→ **Problem requirements**: Please give the listing again in its entirety, exactly as written.

___ Given records

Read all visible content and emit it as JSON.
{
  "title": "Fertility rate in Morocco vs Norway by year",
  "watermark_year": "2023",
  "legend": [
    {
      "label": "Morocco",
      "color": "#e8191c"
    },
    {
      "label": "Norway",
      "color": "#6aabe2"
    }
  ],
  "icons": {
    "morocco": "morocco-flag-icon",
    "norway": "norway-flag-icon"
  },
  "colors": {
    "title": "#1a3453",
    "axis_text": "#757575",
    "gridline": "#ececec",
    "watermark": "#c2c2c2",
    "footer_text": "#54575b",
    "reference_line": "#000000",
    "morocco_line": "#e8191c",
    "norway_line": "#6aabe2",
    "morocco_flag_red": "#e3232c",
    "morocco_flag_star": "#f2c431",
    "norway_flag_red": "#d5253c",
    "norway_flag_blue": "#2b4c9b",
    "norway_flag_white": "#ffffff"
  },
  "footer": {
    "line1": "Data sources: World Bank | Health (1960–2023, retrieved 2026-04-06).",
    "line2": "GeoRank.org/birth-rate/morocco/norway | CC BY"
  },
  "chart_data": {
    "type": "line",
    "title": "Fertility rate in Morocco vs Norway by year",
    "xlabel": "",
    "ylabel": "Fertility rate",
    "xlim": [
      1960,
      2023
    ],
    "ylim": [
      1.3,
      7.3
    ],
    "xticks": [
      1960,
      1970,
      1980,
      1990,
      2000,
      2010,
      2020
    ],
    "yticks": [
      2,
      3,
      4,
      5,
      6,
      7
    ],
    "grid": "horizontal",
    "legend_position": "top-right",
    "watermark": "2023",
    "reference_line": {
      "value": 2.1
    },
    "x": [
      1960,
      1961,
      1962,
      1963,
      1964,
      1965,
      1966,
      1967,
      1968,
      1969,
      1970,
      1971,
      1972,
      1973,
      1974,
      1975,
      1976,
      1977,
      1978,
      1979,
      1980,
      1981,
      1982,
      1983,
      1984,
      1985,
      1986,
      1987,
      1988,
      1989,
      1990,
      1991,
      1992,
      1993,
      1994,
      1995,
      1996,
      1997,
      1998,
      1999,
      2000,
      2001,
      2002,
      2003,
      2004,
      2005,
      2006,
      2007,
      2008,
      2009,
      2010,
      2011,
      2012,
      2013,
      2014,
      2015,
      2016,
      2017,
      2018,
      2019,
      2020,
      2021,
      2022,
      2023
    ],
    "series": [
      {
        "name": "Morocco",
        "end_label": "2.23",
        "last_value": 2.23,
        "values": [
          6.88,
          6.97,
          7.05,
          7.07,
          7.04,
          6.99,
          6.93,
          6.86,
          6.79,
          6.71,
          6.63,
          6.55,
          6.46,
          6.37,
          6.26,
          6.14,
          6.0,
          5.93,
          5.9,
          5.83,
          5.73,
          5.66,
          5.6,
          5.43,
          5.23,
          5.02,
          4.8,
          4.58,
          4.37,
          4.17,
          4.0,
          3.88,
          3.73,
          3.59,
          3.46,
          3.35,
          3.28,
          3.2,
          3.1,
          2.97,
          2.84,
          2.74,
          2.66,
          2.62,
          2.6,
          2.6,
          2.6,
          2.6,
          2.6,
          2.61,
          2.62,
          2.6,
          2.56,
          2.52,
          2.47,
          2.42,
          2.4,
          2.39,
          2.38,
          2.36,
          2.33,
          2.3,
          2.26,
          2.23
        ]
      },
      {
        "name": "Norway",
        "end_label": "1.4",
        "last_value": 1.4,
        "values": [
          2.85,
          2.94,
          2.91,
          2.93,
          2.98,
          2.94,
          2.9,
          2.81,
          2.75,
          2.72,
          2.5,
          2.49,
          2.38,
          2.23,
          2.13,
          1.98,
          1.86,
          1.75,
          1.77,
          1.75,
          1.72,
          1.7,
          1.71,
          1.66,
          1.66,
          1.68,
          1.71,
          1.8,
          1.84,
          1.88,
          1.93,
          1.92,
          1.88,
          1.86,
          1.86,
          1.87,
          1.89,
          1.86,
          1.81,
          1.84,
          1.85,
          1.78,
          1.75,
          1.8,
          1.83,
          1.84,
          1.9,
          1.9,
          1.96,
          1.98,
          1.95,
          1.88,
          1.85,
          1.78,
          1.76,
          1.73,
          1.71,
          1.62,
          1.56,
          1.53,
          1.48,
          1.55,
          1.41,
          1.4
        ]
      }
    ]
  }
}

______

→ **Exercise solution**:
Read all visible content and emit it as JSON.
{
  "title": "Fertility rate in Morocco vs Norway by year",
  "watermark_year": "2023",
  "legend": [
    {
      "label": "Morocco",
      "color": "#e8191c"
    },
    {
      "label": "Norway",
      "color": "#6aabe2"
    }
  ],
  "icons": {
    "morocco": "morocco-flag-icon",
    "norway": "norway-flag-icon"
  },
  "colors": {
    "title": "#1a3453",
    "axis_text": "#757575",
    "gridline": "#ececec",
    "watermark": "#c2c2c2",
    "footer_text": "#54575b",
    "reference_line": "#000000",
    "morocco_line": "#e8191c",
    "norway_line": "#6aabe2",
    "morocco_flag_red": "#e3232c",
    "morocco_flag_star": "#f2c431",
    "norway_flag_red": "#d5253c",
    "norway_flag_blue": "#2b4c9b",
    "norway_flag_white": "#ffffff"
  },
  "footer": {
    "line1": "Data sources: World Bank | Health (1960–2023, retrieved 2026-04-06).",
    "line2": "GeoRank.org/birth-rate/morocco/norway | CC BY"
  },
  "chart_data": {
    "type": "line",
    "title": "Fertility rate in Morocco vs Norway by year",
    "xlabel": "",
    "ylabel": "Fertility rate",
    "xlim": [
      1960,
      2023
    ],
    "ylim": [
      1.3,
      7.3
    ],
    "xticks": [
      1960,
      1970,
      1980,
      1990,
      2000,
      2010,
      2020
    ],
    "yticks": [
      2,
      3,
      4,
      5,
      6,
      7
    ],
    "grid": "horizontal",
    "legend_position": "top-right",
    "watermark": "2023",
    "reference_line": {
      "value": 2.1
    },
    "x": [
      1960,
      1961,
      1962,
      1963,
      1964,
      1965,
      1966,
      1967,
      1968,
      1969,
      1970,
      1971,
      1972,
      1973,
      1974,
      1975,
      1976,
      1977,
      1978,
      1979,
      1980,
      1981,
      1982,
      1983,
      1984,
      1985,
      1986,
      1987,
      1988,
      1989,
      1990,
      1991,
      1992,
      1993,
      1994,
      1995,
      1996,
      1997,
      1998,
      1999,
      2000,
      2001,
      2002,
      2003,
      2004,
      2005,
      2006,
      2007,
      2008,
      2009,
      2010,
      2011,
      2012,
      2013,
      2014,
      2015,
      2016,
      2017,
      2018,
      2019,
      2020,
      2021,
      2022,
      2023
    ],
    "series": [
      {
        "name": "Morocco",
        "end_label": "2.23",
        "last_value": 2.23,
        "values": [
          6.88,
          6.97,
          7.05,
          7.07,
          7.04,
          6.99,
          6.93,
          6.86,
          6.79,
          6.71,
          6.63,
          6.55,
          6.46,
          6.37,
          6.26,
          6.14,
          6.0,
          5.93,
          5.9,
          5.83,
          5.73,
          5.66,
          5.6,
          5.43,
          5.23,
          5.02,
          4.8,
          4.58,
          4.37,
          4.17,
          4.0,
          3.88,
          3.73,
          3.59,
          3.46,
          3.35,
          3.28,
          3.2,
          3.1,
          2.97,
          2.84,
          2.74,
          2.66,
          2.62,
          2.6,
          2.6,
          2.6,
          2.6,
          2.6,
          2.61,
          2.62,
          2.6,
          2.56,
          2.52,
          2.47,
          2.42,
          2.4,
          2.39,
          2.38,
          2.36,
          2.33,
          2.3,
          2.26,
          2.23
        ]
      },
      {
        "name": "Norway",
        "end_label": "1.4",
        "last_value": 1.4,
        "values": [
          2.85,
          2.94,
          2.91,
          2.93,
          2.98,
          2.94,
          2.9,
          2.81,
          2.75,
          2.72,
          2.5,
          2.49,
          2.38,
          2.23,
          2.13,
          1.98,
          1.86,
          1.75,
          1.77,
          1.75,
          1.72,
          1.7,
          1.71,
          1.66,
          1.66,
          1.68,
          1.71,
          1.8,
          1.84,
          1.88,
          1.93,
          1.92,
          1.88,
          1.86,
          1.86,
          1.87,
          1.89,
          1.86,
          1.81,
          1.84,
          1.85,
          1.78,
          1.75,
          1.8,
          1.83,
          1.84,
          1.9,
          1.9,
          1.96,
          1.98,
          1.95,
          1.88,
          1.85,
          1.78,
          1.76,
          1.73,
          1.71,
          1.62,
          1.56,
          1.53,
          1.48,
          1.55,
          1.41,
          1.4
        ]
      }
    ]
  }
}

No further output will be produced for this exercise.